[Provided records]:
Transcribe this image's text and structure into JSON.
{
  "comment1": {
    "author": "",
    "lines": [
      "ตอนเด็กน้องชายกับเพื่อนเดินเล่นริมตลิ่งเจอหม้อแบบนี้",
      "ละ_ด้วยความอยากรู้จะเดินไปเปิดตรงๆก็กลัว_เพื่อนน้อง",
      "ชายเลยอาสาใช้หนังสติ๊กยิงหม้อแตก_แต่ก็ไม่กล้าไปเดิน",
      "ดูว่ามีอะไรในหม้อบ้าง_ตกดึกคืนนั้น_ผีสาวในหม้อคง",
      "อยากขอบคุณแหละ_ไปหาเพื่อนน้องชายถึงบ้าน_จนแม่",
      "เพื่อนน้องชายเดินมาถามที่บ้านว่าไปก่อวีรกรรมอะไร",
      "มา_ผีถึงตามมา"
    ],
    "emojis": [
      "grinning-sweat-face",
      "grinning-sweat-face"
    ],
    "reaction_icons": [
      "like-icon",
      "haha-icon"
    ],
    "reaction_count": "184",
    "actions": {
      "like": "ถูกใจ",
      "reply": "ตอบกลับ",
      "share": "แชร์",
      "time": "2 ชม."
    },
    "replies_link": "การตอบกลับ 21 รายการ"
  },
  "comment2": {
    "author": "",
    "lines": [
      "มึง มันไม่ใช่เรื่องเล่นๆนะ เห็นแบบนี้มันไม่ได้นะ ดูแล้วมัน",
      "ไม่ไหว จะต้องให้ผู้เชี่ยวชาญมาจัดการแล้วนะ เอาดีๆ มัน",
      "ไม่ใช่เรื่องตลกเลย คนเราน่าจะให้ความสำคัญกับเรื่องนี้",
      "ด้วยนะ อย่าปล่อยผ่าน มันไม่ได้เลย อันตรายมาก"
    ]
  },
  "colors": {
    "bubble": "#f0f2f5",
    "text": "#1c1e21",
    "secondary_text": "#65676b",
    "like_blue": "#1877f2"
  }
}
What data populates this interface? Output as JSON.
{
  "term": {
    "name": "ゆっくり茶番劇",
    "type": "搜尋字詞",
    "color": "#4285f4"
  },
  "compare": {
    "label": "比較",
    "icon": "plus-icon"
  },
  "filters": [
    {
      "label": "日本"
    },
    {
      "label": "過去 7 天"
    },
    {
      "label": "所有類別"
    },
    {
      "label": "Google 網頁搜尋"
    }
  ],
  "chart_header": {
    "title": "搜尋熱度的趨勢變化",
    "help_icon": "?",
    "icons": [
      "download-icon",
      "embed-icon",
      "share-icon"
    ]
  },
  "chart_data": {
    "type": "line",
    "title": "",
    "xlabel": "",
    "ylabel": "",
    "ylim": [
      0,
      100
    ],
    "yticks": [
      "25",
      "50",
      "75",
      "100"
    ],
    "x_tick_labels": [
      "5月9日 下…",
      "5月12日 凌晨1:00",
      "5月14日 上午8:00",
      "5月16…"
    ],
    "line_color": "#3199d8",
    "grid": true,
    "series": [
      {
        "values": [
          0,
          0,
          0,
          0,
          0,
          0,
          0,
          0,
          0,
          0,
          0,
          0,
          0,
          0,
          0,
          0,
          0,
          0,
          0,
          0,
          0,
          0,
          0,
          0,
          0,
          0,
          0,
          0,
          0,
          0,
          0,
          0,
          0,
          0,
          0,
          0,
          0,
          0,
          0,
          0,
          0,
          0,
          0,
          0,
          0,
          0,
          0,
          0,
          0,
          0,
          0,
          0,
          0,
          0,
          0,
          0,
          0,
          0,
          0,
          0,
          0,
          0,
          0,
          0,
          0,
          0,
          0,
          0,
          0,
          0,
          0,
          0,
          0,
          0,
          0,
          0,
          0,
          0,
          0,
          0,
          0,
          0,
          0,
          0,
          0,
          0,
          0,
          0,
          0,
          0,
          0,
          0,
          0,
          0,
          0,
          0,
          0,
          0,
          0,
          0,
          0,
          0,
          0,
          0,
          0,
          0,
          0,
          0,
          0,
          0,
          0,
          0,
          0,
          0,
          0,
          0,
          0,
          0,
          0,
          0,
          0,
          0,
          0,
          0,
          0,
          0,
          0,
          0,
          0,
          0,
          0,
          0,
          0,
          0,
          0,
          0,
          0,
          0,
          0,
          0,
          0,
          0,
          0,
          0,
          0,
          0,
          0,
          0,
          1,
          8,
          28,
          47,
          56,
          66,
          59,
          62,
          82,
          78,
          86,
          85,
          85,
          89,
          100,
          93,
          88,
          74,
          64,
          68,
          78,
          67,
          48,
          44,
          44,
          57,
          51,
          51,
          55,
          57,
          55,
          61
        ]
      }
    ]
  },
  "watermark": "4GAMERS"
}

[Job]: Determine the number of lines in the records that include the string "this", and respond with that number only.

[Output of the task]: 2